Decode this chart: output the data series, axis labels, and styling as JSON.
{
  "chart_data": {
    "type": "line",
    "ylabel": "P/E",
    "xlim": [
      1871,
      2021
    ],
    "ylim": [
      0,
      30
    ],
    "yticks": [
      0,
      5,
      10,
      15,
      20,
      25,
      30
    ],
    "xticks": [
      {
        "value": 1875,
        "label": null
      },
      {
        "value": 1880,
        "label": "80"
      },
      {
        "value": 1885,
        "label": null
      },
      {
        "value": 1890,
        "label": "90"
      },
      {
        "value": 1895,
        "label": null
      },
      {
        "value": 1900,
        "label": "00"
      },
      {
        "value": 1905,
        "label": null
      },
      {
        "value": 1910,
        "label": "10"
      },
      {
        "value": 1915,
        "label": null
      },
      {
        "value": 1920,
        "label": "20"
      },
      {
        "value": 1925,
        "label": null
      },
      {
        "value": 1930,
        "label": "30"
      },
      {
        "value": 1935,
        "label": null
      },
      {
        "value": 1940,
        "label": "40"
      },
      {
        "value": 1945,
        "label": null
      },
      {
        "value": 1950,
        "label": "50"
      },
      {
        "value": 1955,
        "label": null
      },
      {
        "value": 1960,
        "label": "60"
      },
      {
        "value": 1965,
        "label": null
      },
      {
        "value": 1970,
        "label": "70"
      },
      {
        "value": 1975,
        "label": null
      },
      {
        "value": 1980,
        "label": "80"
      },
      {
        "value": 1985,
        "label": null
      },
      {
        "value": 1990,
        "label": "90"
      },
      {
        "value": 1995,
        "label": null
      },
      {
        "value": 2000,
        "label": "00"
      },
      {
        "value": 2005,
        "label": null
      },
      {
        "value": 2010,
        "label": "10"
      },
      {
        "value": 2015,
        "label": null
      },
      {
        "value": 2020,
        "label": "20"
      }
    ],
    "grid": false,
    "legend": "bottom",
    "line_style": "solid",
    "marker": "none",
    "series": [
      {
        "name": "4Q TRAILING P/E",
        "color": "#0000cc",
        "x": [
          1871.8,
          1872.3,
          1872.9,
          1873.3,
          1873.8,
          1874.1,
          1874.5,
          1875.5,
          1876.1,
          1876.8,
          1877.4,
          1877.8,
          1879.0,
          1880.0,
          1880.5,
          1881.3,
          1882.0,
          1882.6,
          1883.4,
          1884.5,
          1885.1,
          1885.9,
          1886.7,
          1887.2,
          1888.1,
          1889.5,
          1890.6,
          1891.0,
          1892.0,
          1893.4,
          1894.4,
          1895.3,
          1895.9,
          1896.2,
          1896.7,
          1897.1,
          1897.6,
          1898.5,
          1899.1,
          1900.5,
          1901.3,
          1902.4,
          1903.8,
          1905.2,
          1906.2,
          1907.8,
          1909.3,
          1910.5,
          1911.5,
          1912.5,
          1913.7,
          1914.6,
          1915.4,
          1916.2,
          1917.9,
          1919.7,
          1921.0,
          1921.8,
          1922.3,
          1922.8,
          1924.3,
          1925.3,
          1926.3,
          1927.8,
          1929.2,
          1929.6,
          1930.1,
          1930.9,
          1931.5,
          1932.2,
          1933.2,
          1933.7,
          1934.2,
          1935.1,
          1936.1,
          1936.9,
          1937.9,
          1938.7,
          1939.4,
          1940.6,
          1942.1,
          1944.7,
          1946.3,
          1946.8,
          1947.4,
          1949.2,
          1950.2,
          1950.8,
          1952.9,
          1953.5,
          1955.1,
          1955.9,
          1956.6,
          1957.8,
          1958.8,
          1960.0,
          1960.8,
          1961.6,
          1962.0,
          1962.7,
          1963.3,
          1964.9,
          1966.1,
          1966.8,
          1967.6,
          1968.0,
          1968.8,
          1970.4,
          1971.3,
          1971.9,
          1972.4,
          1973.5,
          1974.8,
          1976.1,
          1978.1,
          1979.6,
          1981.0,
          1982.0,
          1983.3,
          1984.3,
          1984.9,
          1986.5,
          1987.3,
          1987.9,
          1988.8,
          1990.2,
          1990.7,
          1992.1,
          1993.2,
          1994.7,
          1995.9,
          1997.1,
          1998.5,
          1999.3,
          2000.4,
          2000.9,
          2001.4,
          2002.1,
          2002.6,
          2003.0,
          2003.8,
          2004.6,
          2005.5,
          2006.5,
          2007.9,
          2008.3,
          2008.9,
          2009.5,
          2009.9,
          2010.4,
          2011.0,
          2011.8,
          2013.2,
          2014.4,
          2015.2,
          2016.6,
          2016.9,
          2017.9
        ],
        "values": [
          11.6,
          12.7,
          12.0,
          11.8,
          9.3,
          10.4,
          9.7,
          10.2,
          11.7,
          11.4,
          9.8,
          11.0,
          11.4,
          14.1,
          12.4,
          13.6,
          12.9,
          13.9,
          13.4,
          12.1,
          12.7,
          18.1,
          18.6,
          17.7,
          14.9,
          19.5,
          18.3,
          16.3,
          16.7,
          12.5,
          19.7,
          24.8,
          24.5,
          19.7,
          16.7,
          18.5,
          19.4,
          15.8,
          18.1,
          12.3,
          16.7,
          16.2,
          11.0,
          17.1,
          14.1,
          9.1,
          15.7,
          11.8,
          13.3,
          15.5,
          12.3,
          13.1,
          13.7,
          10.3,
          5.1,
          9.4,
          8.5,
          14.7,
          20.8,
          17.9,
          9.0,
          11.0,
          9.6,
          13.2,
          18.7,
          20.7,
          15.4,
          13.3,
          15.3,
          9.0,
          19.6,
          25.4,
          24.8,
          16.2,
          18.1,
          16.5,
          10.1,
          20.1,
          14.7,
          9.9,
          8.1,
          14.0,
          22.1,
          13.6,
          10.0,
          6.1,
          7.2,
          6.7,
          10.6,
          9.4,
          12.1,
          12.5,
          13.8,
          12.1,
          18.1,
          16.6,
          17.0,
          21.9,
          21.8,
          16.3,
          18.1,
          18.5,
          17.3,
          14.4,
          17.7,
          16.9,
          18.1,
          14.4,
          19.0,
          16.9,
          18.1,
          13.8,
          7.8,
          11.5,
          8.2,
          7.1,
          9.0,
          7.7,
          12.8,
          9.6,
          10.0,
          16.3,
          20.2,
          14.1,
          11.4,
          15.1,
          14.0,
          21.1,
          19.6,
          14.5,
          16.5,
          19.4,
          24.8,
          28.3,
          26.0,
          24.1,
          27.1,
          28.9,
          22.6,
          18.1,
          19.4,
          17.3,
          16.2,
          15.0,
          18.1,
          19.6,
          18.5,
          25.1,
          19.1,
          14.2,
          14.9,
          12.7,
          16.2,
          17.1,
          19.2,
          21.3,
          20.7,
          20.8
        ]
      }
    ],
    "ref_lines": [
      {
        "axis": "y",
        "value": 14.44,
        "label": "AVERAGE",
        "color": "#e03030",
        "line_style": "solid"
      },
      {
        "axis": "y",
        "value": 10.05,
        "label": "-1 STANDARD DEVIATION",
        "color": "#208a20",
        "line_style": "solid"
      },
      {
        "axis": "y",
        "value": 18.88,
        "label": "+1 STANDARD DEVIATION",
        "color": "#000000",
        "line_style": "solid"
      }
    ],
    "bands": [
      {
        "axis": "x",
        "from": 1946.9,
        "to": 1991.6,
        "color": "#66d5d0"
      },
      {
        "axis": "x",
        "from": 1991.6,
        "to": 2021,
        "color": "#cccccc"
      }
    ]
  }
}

________________________________________

Aim of the task: Pick out the lines that include the word "STANDARD" and write them out.

Problem solution:
        "label": "-1 STANDARD DEVIATION",
        "label": "+1 STANDARD DEVIATION",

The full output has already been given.